_GIVEN PROBLEM:_
Could you transcribe the material below exactly, without leaving out a single line?

───── LISTED RECORDS

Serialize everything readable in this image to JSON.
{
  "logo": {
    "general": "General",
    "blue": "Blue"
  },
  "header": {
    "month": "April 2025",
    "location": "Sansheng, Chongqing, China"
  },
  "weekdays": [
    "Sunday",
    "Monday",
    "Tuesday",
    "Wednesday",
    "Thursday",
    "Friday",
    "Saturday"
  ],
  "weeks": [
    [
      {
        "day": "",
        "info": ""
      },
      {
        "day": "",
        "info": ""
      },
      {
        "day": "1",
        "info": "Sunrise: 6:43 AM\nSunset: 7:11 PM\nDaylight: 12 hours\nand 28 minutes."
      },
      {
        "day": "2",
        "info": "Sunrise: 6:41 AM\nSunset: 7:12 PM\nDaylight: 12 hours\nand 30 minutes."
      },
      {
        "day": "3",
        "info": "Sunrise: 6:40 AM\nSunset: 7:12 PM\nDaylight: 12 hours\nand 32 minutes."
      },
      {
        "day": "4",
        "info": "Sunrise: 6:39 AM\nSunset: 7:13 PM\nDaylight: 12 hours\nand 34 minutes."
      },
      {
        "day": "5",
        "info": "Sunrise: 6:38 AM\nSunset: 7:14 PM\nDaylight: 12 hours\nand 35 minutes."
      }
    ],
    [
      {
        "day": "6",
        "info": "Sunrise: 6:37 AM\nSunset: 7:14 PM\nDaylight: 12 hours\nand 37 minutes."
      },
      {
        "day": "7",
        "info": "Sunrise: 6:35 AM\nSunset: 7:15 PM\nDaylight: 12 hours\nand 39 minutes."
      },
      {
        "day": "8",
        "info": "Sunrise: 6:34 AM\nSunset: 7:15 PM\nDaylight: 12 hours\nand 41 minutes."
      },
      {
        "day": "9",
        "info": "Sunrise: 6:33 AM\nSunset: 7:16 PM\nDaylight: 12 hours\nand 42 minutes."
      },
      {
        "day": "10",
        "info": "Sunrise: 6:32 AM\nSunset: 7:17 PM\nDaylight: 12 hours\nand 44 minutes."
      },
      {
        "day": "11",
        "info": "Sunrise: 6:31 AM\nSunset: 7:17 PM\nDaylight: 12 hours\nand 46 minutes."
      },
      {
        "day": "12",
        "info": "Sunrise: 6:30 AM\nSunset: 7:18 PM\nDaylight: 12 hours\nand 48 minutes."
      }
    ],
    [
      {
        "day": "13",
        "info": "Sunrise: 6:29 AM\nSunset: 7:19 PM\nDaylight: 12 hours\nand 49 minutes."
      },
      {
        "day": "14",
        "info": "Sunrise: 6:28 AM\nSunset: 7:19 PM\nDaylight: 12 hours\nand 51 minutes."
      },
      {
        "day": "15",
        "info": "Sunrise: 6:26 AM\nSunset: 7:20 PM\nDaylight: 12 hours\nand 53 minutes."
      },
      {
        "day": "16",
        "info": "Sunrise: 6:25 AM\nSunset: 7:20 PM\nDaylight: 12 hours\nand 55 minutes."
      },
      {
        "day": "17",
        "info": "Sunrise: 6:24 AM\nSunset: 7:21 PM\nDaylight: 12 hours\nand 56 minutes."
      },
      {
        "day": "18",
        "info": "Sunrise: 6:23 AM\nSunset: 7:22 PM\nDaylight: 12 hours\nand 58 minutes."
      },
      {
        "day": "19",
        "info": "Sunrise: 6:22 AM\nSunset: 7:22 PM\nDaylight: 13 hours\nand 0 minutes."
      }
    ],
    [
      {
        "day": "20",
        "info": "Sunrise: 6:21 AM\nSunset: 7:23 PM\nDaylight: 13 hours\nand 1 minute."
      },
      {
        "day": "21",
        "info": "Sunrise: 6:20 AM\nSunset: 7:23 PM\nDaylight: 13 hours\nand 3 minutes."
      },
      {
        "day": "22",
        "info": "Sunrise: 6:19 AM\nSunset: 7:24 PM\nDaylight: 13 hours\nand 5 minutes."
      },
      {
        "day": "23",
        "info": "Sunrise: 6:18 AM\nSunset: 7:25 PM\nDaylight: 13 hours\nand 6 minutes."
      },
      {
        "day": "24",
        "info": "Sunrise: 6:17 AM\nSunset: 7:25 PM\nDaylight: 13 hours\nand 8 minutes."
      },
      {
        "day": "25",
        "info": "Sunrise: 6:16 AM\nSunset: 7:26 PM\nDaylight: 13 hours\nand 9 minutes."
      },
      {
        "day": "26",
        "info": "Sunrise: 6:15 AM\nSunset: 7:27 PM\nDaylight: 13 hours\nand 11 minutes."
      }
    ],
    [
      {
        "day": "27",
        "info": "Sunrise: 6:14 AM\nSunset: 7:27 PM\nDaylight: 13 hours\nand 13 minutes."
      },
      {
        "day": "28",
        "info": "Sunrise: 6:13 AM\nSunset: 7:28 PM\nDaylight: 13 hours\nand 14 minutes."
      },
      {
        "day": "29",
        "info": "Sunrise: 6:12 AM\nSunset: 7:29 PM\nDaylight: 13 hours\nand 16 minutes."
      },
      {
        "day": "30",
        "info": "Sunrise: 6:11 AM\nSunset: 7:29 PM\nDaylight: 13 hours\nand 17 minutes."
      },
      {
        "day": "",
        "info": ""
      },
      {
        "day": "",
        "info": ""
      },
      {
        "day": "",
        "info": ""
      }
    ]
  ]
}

──────────

_WRITTEN RESPONSE:_
Serialize everything readable in this image to JSON.
{
  "logo": {
    "general": "General",
    "blue": "Blue"
  },
  "header": {
    "month": "April 2025",
    "location": "Sansheng, Chongqing, China"
  },
  "weekdays": [
    "Sunday",
    "Monday",
    "Tuesday",
    "Wednesday",
    "Thursday",
    "Friday",
    "Saturday"
  ],
  "weeks": [
    [
      {
        "day": "",
        "info": ""
      },
      {
        "day": "",
        "info": ""
      },
      {
        "day": "1",
        "info": "Sunrise: 6:43 AM\nSunset: 7:11 PM\nDaylight: 12 hours\nand 28 minutes."
      },
      {
        "day": "2",
        "info": "Sunrise: 6:41 AM\nSunset: 7:12 PM\nDaylight: 12 hours\nand 30 minutes."
      },
      {
        "day": "3",
        "info": "Sunrise: 6:40 AM\nSunset: 7:12 PM\nDaylight: 12 hours\nand 32 minutes."
      },
      {
        "day": "4",
        "info": "Sunrise: 6:39 AM\nSunset: 7:13 PM\nDaylight: 12 hours\nand 34 minutes."
      },
      {
        "day": "5",
        "info": "Sunrise: 6:38 AM\nSunset: 7:14 PM\nDaylight: 12 hours\nand 35 minutes."
      }
    ],
    [
      {
        "day": "6",
        "info": "Sunrise: 6:37 AM\nSunset: 7:14 PM\nDaylight: 12 hours\nand 37 minutes."
      },
      {
        "day": "7",
        "info": "Sunrise: 6:35 AM\nSunset: 7:15 PM\nDaylight: 12 hours\nand 39 minutes."
      },
      {
        "day": "8",
        "info": "Sunrise: 6:34 AM\nSunset: 7:15 PM\nDaylight: 12 hours\nand 41 minutes."
      },
      {
        "day": "9",
        "info": "Sunrise: 6:33 AM\nSunset: 7:16 PM\nDaylight: 12 hours\nand 42 minutes."
      },
      {
        "day": "10",
        "info": "Sunrise: 6:32 AM\nSunset: 7:17 PM\nDaylight: 12 hours\nand 44 minutes."
      },
      {
        "day": "11",
        "info": "Sunrise: 6:31 AM\nSunset: 7:17 PM\nDaylight: 12 hours\nand 46 minutes."
      },
      {
        "day": "12",
        "info": "Sunrise: 6:30 AM\nSunset: 7:18 PM\nDaylight: 12 hours\nand 48 minutes."
      }
    ],
    [
      {
        "day": "13",
        "info": "Sunrise: 6:29 AM\nSunset: 7:19 PM\nDaylight: 12 hours\nand 49 minutes."
      },
      {
        "day": "14",
        "info": "Sunrise: 6:28 AM\nSunset: 7:19 PM\nDaylight: 12 hours\nand 51 minutes."
      },
      {
        "day": "15",
        "info": "Sunrise: 6:26 AM\nSunset: 7:20 PM\nDaylight: 12 hours\nand 53 minutes."
      },
      {
        "day": "16",
        "info": "Sunrise: 6:25 AM\nSunset: 7:20 PM\nDaylight: 12 hours\nand 55 minutes."
      },
      {
        "day": "17",
        "info": "Sunrise: 6:24 AM\nSunset: 7:21 PM\nDaylight: 12 hours\nand 56 minutes."
      },
      {
        "day": "18",
        "info": "Sunrise: 6:23 AM\nSunset: 7:22 PM\nDaylight: 12 hours\nand 58 minutes."
      },
      {
        "day": "19",
        "info": "Sunrise: 6:22 AM\nSunset: 7:22 PM\nDaylight: 13 hours\nand 0 minutes."
      }
    ],
    [
      {
        "day": "20",
        "info": "Sunrise: 6:21 AM\nSunset: 7:23 PM\nDaylight: 13 hours\nand 1 minute."
      },
      {
        "day": "21",
        "info": "Sunrise: 6:20 AM\nSunset: 7:23 PM\nDaylight: 13 hours\nand 3 minutes."
      },
      {
        "day": "22",
        "info": "Sunrise: 6:19 AM\nSunset: 7:24 PM\nDaylight: 13 hours\nand 5 minutes."
      },
      {
        "day": "23",
        "info": "Sunrise: 6:18 AM\nSunset: 7:25 PM\nDaylight: 13 hours\nand 6 minutes."
      },
      {
        "day": "24",
        "info": "Sunrise: 6:17 AM\nSunset: 7:25 PM\nDaylight: 13 hours\nand 8 minutes."
      },
      {
        "day": "25",
        "info": "Sunrise: 6:16 AM\nSunset: 7:26 PM\nDaylight: 13 hours\nand 9 minutes."
      },
      {
        "day": "26",
        "info": "Sunrise: 6:15 AM\nSunset: 7:27 PM\nDaylight: 13 hours\nand 11 minutes."
      }
    ],
    [
      {
        "day": "27",
        "info": "Sunrise: 6:14 AM\nSunset: 7:27 PM\nDaylight: 13 hours\nand 13 minutes."
      },
      {
        "day": "28",
        "info": "Sunrise: 6:13 AM\nSunset: 7:28 PM\nDaylight: 13 hours\nand 14 minutes."
      },
      {
        "day": "29",
        "info": "Sunrise: 6:12 AM\nSunset: 7:29 PM\nDaylight: 13 hours\nand 16 minutes."
      },
      {
        "day": "30",
        "info": "Sunrise: 6:11 AM\nSunset: 7:29 PM\nDaylight: 13 hours\nand 17 minutes."
      },
      {
        "day": "",
        "info": ""
      },
      {
        "day": "",
        "info": ""
      },
      {
        "day": "",
        "info": ""
      }
    ]
  ]
}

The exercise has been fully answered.